* **JOB**
Report how many lines contain "süresi", with no other words.
= = = = = = =
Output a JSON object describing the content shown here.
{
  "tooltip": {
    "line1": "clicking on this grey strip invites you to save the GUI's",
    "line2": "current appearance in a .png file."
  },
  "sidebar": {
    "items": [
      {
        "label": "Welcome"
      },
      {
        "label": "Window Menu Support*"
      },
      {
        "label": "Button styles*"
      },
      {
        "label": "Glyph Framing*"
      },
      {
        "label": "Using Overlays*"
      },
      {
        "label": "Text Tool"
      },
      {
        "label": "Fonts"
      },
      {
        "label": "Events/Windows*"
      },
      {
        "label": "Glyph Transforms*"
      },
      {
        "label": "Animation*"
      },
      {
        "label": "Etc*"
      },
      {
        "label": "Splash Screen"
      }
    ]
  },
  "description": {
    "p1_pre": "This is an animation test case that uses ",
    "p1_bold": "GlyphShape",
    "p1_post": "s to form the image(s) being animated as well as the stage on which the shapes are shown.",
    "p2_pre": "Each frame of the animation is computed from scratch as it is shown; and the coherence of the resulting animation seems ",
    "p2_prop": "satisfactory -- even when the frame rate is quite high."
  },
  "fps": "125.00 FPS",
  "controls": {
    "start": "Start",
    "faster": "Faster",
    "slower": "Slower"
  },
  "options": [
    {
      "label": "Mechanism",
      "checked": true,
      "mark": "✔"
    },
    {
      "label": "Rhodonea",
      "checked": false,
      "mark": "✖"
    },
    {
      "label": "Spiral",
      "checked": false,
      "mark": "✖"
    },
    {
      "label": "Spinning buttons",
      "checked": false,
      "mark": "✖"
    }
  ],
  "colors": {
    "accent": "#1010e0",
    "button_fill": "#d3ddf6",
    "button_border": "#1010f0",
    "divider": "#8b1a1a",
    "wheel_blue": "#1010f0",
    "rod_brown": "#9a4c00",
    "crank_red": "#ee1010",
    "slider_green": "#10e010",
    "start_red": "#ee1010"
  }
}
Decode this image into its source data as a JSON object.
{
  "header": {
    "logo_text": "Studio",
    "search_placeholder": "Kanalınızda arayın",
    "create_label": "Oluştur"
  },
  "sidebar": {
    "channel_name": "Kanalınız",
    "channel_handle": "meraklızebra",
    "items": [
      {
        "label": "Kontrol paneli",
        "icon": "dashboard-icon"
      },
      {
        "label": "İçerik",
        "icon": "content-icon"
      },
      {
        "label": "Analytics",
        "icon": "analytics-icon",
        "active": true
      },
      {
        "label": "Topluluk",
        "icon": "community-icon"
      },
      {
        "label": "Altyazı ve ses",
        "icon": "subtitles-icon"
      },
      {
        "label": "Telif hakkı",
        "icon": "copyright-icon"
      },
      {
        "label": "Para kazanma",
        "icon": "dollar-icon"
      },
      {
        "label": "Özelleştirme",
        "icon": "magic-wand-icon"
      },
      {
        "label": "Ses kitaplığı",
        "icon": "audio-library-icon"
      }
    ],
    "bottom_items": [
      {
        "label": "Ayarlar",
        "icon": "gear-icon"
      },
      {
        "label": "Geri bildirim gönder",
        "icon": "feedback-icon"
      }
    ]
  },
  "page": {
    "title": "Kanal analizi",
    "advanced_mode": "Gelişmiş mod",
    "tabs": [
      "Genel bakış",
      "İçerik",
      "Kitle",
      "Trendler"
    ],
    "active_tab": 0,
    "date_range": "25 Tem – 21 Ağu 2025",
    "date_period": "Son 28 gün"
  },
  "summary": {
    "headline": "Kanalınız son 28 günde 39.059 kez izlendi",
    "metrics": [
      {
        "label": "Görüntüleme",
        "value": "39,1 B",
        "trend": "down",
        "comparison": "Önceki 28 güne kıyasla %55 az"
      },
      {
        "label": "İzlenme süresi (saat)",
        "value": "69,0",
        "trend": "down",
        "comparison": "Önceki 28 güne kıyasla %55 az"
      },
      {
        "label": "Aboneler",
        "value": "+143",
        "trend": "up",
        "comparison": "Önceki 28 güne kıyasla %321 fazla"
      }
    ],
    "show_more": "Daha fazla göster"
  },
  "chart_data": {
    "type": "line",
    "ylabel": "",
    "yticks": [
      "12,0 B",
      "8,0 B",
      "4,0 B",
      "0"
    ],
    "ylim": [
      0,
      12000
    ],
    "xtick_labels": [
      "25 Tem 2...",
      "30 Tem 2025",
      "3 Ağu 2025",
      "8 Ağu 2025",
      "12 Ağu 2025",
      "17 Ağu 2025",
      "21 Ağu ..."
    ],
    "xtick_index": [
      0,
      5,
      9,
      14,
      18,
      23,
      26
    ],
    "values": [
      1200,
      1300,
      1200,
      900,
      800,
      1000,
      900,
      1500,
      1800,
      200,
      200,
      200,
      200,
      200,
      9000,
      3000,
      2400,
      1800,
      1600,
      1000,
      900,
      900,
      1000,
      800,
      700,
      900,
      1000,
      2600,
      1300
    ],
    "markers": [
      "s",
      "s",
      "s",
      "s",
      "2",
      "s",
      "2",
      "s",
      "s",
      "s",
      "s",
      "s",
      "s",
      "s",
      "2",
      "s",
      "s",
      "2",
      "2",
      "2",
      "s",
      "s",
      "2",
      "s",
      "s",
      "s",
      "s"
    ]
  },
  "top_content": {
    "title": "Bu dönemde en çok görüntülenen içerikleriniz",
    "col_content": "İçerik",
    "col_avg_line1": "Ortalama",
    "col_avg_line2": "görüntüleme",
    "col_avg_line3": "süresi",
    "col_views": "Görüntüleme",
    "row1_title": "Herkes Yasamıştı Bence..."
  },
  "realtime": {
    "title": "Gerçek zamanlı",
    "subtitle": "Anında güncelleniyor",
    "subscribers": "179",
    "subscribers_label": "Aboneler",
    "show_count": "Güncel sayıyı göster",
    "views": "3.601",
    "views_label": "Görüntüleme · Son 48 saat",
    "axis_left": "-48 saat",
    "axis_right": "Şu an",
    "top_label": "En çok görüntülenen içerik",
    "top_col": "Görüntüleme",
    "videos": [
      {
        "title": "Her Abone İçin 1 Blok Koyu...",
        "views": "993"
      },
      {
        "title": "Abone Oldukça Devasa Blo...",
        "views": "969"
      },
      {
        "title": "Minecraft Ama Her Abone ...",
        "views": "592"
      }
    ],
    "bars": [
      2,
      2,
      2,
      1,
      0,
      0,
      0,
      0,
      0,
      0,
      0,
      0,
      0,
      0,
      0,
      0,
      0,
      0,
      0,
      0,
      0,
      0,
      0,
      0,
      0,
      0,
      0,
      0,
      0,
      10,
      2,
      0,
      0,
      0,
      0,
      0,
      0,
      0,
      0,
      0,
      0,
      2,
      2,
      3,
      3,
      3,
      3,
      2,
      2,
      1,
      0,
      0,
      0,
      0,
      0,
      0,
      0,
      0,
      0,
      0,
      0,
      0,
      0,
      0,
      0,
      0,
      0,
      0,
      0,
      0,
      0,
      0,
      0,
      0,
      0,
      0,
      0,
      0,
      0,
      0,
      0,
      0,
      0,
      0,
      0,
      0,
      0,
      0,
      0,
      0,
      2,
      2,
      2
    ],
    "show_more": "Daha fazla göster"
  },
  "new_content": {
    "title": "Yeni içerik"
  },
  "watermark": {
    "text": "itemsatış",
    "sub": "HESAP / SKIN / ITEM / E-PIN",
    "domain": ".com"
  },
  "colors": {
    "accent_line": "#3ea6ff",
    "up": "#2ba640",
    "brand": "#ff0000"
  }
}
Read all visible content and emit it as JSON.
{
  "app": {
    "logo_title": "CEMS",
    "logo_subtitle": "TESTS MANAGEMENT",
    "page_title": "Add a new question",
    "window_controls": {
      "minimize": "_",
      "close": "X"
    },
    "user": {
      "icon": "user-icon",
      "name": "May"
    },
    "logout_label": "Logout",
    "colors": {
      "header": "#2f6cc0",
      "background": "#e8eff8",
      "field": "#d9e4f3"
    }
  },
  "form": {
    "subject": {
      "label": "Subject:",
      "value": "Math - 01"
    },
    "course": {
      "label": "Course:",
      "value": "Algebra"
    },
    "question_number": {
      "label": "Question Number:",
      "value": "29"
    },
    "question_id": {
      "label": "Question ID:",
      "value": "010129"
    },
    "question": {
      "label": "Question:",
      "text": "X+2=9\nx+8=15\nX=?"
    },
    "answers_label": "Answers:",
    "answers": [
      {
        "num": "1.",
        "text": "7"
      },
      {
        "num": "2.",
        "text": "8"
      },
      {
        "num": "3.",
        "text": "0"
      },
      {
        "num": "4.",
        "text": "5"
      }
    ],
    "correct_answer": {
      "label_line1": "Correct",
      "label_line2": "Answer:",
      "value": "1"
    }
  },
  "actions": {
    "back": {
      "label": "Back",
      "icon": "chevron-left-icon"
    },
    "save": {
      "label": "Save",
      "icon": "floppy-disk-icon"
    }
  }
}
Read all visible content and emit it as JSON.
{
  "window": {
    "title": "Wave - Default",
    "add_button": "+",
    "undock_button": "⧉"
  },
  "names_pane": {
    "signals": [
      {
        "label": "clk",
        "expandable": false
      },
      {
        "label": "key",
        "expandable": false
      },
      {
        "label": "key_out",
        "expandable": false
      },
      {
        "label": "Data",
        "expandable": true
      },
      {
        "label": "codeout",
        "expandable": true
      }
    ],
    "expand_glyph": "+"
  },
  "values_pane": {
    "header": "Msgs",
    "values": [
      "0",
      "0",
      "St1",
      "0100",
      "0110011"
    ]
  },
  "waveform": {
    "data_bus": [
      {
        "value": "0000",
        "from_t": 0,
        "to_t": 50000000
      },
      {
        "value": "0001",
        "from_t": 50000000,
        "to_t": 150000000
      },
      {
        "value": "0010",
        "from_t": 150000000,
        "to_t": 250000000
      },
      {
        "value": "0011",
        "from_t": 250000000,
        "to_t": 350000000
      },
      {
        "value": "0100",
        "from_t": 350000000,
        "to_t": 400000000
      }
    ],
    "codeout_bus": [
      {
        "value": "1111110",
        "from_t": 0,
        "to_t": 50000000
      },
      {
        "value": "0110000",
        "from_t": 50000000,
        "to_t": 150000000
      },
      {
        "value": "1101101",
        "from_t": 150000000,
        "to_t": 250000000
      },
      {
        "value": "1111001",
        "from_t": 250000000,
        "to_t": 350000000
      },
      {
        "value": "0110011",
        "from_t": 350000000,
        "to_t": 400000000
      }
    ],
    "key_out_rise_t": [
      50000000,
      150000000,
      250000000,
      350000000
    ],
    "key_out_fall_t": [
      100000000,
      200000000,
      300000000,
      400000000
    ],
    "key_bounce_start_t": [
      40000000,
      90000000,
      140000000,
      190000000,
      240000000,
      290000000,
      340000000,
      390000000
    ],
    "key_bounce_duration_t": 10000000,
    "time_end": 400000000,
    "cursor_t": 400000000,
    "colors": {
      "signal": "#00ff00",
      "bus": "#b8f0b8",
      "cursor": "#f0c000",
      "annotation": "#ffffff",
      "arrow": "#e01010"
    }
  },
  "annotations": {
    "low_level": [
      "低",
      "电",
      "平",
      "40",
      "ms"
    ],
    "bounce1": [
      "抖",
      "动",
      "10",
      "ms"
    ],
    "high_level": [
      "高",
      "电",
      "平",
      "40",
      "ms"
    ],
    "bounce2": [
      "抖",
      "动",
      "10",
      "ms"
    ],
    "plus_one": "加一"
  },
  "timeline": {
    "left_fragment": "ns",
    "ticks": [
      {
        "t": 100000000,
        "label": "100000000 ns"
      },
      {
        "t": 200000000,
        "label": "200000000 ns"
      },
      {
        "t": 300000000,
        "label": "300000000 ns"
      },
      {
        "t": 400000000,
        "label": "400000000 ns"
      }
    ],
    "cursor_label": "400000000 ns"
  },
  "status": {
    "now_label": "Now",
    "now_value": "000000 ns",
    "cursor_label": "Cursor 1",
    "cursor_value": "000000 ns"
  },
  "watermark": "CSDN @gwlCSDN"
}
= = = = = = =
* **ANSWER TO THIS TASK**
2